→ **Task directions**: Exactly reproduce each record listed below.

-- start Provided data --

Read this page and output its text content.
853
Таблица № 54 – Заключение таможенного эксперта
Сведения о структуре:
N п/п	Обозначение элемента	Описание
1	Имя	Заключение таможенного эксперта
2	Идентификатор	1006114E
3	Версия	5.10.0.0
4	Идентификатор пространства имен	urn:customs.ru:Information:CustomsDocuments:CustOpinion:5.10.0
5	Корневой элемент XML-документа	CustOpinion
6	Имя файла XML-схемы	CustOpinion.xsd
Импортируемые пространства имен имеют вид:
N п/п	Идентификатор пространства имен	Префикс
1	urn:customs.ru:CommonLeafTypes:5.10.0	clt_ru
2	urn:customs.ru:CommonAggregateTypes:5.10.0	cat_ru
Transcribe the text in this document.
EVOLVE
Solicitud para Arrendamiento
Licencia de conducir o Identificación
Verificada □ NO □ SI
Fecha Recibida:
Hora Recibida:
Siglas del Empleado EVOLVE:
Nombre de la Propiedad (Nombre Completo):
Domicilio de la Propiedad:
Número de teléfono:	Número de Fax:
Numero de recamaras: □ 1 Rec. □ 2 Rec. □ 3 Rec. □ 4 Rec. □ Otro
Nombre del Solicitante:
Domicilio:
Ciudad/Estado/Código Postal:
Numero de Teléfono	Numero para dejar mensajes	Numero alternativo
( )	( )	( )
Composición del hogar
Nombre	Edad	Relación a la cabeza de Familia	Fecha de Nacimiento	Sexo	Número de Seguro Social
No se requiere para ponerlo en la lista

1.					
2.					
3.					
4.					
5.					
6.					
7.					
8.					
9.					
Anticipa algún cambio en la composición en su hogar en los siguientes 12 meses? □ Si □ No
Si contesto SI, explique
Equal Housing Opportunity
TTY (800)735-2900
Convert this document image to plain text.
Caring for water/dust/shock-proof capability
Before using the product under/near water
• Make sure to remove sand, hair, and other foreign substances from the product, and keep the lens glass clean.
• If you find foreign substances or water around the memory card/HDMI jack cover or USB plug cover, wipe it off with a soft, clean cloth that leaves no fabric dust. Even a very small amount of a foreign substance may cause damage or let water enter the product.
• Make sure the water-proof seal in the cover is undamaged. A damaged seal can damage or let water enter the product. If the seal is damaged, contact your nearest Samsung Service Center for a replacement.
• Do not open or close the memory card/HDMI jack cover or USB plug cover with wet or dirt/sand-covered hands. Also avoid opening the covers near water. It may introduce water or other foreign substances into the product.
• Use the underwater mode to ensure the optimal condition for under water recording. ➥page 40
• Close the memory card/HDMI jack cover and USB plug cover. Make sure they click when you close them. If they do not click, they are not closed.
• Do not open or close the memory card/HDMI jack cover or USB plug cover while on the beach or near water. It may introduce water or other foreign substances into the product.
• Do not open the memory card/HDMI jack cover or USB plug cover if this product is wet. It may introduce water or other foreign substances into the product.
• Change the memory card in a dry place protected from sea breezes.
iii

-- end Provided data --

→ **Answer below**:
Read this page and output its text content.
853
Таблица № 54 – Заключение таможенного эксперта
Сведения о структуре:
N п/п	Обозначение элемента	Описание
1	Имя	Заключение таможенного эксперта
2	Идентификатор	1006114E
3	Версия	5.10.0.0
4	Идентификатор пространства имен	urn:customs.ru:Information:CustomsDocuments:CustOpinion:5.10.0
5	Корневой элемент XML-документа	CustOpinion
6	Имя файла XML-схемы	CustOpinion.xsd
Импортируемые пространства имен имеют вид:
N п/п	Идентификатор пространства имен	Префикс
1	urn:customs.ru:CommonLeafTypes:5.10.0	clt_ru
2	urn:customs.ru:CommonAggregateTypes:5.10.0	cat_ru
Transcribe the text in this document.
EVOLVE
Solicitud para Arrendamiento
Licencia de conducir o Identificación
Verificada □ NO □ SI
Fecha Recibida:
Hora Recibida:
Siglas del Empleado EVOLVE:
Nombre de la Propiedad (Nombre Completo):
Domicilio de la Propiedad:
Número de teléfono:	Número de Fax:
Numero de recamaras: □ 1 Rec. □ 2 Rec. □ 3 Rec. □ 4 Rec. □ Otro
Nombre del Solicitante:
Domicilio:
Ciudad/Estado/Código Postal:
Numero de Teléfono	Numero para dejar mensajes	Numero alternativo
( )	( )	( )
Composición del hogar
Nombre	Edad	Relación a la cabeza de Familia	Fecha de Nacimiento	Sexo	Número de Seguro Social
No se requiere para ponerlo en la lista

1.					
2.					
3.					
4.					
5.					
6.					
7.					
8.					
9.					
Anticipa algún cambio en la composición en su hogar en los siguientes 12 meses? □ Si □ No
Si contesto SI, explique
Equal Housing Opportunity
TTY (800)735-2900
Convert this document image to plain text.
Caring for water/dust/shock-proof capability
Before using the product under/near water
• Make sure to remove sand, hair, and other foreign substances from the product, and keep the lens glass clean.
• If you find foreign substances or water around the memory card/HDMI jack cover or USB plug cover, wipe it off with a soft, clean cloth that leaves no fabric dust. Even a very small amount of a foreign substance may cause damage or let water enter the product.
• Make sure the water-proof seal in the cover is undamaged. A damaged seal can damage or let water enter the product. If the seal is damaged, contact your nearest Samsung Service Center for a replacement.
• Do not open or close the memory card/HDMI jack cover or USB plug cover with wet or dirt/sand-covered hands. Also avoid opening the covers near water. It may introduce water or other foreign substances into the product.
• Use the underwater mode to ensure the optimal condition for under water recording. ➥page 40
• Close the memory card/HDMI jack cover and USB plug cover. Make sure they click when you close them. If they do not click, they are not closed.
• Do not open or close the memory card/HDMI jack cover or USB plug cover while on the beach or near water. It may introduce water or other foreign substances into the product.
• Do not open the memory card/HDMI jack cover or USB plug cover if this product is wet. It may introduce water or other foreign substances into the product.
• Change the memory card in a dry place protected from sea breezes.
iii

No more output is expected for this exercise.